Produce a verbatim copy of the entries listed below.

__Supplied records__.
= = = = =
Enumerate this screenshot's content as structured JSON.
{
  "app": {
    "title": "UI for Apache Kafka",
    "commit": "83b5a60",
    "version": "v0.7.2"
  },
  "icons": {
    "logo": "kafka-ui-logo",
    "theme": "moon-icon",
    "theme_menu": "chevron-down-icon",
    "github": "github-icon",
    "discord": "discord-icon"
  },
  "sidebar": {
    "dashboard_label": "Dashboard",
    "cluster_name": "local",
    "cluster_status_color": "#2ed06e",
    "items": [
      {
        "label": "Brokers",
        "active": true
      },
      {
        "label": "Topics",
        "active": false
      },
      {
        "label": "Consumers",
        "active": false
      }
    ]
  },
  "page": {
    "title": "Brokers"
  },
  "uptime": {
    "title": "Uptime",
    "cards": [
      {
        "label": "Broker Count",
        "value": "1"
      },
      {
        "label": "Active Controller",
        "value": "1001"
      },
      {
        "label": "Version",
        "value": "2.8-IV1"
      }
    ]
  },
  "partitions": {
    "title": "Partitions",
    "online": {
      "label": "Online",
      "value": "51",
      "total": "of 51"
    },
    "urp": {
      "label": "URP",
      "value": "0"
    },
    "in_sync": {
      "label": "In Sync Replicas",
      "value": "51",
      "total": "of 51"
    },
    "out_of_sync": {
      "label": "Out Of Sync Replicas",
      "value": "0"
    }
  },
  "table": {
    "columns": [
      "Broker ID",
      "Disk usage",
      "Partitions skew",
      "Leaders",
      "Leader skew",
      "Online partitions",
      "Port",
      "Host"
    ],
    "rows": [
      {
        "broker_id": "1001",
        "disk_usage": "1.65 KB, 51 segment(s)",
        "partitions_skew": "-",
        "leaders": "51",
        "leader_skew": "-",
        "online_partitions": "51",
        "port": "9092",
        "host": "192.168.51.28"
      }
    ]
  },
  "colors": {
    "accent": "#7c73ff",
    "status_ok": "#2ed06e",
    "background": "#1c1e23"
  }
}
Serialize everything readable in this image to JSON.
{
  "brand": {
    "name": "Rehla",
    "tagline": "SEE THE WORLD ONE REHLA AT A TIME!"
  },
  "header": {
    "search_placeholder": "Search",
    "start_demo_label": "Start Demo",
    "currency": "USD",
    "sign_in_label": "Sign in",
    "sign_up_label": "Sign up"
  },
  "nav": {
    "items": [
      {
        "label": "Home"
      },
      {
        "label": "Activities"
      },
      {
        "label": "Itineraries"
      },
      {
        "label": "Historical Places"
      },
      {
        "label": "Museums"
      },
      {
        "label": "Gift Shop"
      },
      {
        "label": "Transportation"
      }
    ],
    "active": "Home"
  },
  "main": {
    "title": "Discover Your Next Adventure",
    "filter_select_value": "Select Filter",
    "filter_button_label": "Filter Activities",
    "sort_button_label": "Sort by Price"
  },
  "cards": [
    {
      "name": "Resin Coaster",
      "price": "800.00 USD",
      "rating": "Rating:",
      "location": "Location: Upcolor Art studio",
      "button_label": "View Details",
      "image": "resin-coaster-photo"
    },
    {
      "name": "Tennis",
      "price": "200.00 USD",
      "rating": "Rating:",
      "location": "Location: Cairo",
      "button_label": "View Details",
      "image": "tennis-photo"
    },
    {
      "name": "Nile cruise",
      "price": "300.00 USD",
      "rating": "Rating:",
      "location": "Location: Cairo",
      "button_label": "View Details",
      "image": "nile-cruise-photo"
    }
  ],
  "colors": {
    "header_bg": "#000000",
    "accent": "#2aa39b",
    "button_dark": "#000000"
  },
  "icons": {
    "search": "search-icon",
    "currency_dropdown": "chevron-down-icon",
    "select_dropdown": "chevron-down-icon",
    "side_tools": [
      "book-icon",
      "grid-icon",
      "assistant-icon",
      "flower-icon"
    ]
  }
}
= = = = =
__Exercise output__.
Enumerate this screenshot's content as structured JSON.
{
  "app": {
    "title": "UI for Apache Kafka",
    "commit": "83b5a60",
    "version": "v0.7.2"
  },
  "icons": {
    "logo": "kafka-ui-logo",
    "theme": "moon-icon",
    "theme_menu": "chevron-down-icon",
    "github": "github-icon",
    "discord": "discord-icon"
  },
  "sidebar": {
    "dashboard_label": "Dashboard",
    "cluster_name": "local",
    "cluster_status_color": "#2ed06e",
    "items": [
      {
        "label": "Brokers",
        "active": true
      },
      {
        "label": "Topics",
        "active": false
      },
      {
        "label": "Consumers",
        "active": false
      }
    ]
  },
  "page": {
    "title": "Brokers"
  },
  "uptime": {
    "title": "Uptime",
    "cards": [
      {
        "label": "Broker Count",
        "value": "1"
      },
      {
        "label": "Active Controller",
        "value": "1001"
      },
      {
        "label": "Version",
        "value": "2.8-IV1"
      }
    ]
  },
  "partitions": {
    "title": "Partitions",
    "online": {
      "label": "Online",
      "value": "51",
      "total": "of 51"
    },
    "urp": {
      "label": "URP",
      "value": "0"
    },
    "in_sync": {
      "label": "In Sync Replicas",
      "value": "51",
      "total": "of 51"
    },
    "out_of_sync": {
      "label": "Out Of Sync Replicas",
      "value": "0"
    }
  },
  "table": {
    "columns": [
      "Broker ID",
      "Disk usage",
      "Partitions skew",
      "Leaders",
      "Leader skew",
      "Online partitions",
      "Port",
      "Host"
    ],
    "rows": [
      {
        "broker_id": "1001",
        "disk_usage": "1.65 KB, 51 segment(s)",
        "partitions_skew": "-",
        "leaders": "51",
        "leader_skew": "-",
        "online_partitions": "51",
        "port": "9092",
        "host": "192.168.51.28"
      }
    ]
  },
  "colors": {
    "accent": "#7c73ff",
    "status_ok": "#2ed06e",
    "background": "#1c1e23"
  }
}
Serialize everything readable in this image to JSON.
{
  "brand": {
    "name": "Rehla",
    "tagline": "SEE THE WORLD ONE REHLA AT A TIME!"
  },
  "header": {
    "search_placeholder": "Search",
    "start_demo_label": "Start Demo",
    "currency": "USD",
    "sign_in_label": "Sign in",
    "sign_up_label": "Sign up"
  },
  "nav": {
    "items": [
      {
        "label": "Home"
      },
      {
        "label": "Activities"
      },
      {
        "label": "Itineraries"
      },
      {
        "label": "Historical Places"
      },
      {
        "label": "Museums"
      },
      {
        "label": "Gift Shop"
      },
      {
        "label": "Transportation"
      }
    ],
    "active": "Home"
  },
  "main": {
    "title": "Discover Your Next Adventure",
    "filter_select_value": "Select Filter",
    "filter_button_label": "Filter Activities",
    "sort_button_label": "Sort by Price"
  },
  "cards": [
    {
      "name": "Resin Coaster",
      "price": "800.00 USD",
      "rating": "Rating:",
      "location": "Location: Upcolor Art studio",
      "button_label": "View Details",
      "image": "resin-coaster-photo"
    },
    {
      "name": "Tennis",
      "price": "200.00 USD",
      "rating": "Rating:",
      "location": "Location: Cairo",
      "button_label": "View Details",
      "image": "tennis-photo"
    },
    {
      "name": "Nile cruise",
      "price": "300.00 USD",
      "rating": "Rating:",
      "location": "Location: Cairo",
      "button_label": "View Details",
      "image": "nile-cruise-photo"
    }
  ],
  "colors": {
    "header_bg": "#000000",
    "accent": "#2aa39b",
    "button_dark": "#000000"
  },
  "icons": {
    "search": "search-icon",
    "currency_dropdown": "chevron-down-icon",
    "select_dropdown": "chevron-down-icon",
    "side_tools": [
      "book-icon",
      "grid-icon",
      "assistant-icon",
      "flower-icon"
    ]
  }
}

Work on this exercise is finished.